Records:
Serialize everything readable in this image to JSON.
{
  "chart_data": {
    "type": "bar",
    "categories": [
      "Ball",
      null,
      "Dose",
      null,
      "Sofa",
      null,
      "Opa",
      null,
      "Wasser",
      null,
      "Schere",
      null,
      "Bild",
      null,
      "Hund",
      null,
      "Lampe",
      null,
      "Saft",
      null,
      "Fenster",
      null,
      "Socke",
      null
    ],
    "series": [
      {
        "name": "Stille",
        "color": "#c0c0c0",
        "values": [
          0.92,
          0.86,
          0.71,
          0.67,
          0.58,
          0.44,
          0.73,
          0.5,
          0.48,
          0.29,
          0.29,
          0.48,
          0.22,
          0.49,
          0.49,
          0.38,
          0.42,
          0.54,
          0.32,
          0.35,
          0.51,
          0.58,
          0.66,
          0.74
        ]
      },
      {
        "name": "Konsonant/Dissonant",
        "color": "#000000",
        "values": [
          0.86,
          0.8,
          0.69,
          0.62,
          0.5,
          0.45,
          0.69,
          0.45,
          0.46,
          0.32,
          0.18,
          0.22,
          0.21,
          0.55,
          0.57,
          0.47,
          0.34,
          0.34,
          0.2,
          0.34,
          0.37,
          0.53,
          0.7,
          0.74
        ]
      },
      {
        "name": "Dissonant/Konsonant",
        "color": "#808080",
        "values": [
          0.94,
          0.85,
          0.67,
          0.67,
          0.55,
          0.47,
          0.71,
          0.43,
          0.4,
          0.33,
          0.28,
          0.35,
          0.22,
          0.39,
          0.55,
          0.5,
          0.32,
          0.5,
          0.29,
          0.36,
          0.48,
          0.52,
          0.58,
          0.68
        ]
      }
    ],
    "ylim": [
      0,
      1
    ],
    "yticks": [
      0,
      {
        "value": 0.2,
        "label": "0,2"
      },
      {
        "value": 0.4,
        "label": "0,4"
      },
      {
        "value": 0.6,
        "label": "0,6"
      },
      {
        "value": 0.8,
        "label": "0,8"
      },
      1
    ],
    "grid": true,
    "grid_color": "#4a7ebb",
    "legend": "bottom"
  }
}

[STATED GOAL]
Extract every entry above as it appears.

[REPLY TO THE EXERCISE]
Serialize everything readable in this image to JSON.
{
  "chart_data": {
    "type": "bar",
    "categories": [
      "Ball",
      null,
      "Dose",
      null,
      "Sofa",
      null,
      "Opa",
      null,
      "Wasser",
      null,
      "Schere",
      null,
      "Bild",
      null,
      "Hund",
      null,
      "Lampe",
      null,
      "Saft",
      null,
      "Fenster",
      null,
      "Socke",
      null
    ],
    "series": [
      {
        "name": "Stille",
        "color": "#c0c0c0",
        "values": [
          0.92,
          0.86,
          0.71,
          0.67,
          0.58,
          0.44,
          0.73,
          0.5,
          0.48,
          0.29,
          0.29,
          0.48,
          0.22,
          0.49,
          0.49,
          0.38,
          0.42,
          0.54,
          0.32,
          0.35,
          0.51,
          0.58,
          0.66,
          0.74
        ]
      },
      {
        "name": "Konsonant/Dissonant",
        "color": "#000000",
        "values": [
          0.86,
          0.8,
          0.69,
          0.62,
          0.5,
          0.45,
          0.69,
          0.45,
          0.46,
          0.32,
          0.18,
          0.22,
          0.21,
          0.55,
          0.57,
          0.47,
          0.34,
          0.34,
          0.2,
          0.34,
          0.37,
          0.53,
          0.7,
          0.74
        ]
      },
      {
        "name": "Dissonant/Konsonant",
        "color": "#808080",
        "values": [
          0.94,
          0.85,
          0.67,
          0.67,
          0.55,
          0.47,
          0.71,
          0.43,
          0.4,
          0.33,
          0.28,
          0.35,
          0.22,
          0.39,
          0.55,
          0.5,
          0.32,
          0.5,
          0.29,
          0.36,
          0.48,
          0.52,
          0.58,
          0.68
        ]
      }
    ],
    "ylim": [
      0,
      1
    ],
    "yticks": [
      0,
      {
        "value": 0.2,
        "label": "0,2"
      },
      {
        "value": 0.4,
        "label": "0,4"
      },
      {
        "value": 0.6,
        "label": "0,6"
      },
      {
        "value": 0.8,
        "label": "0,8"
      },
      1
    ],
    "grid": true,
    "grid_color": "#4a7ebb",
    "legend": "bottom"
  }
}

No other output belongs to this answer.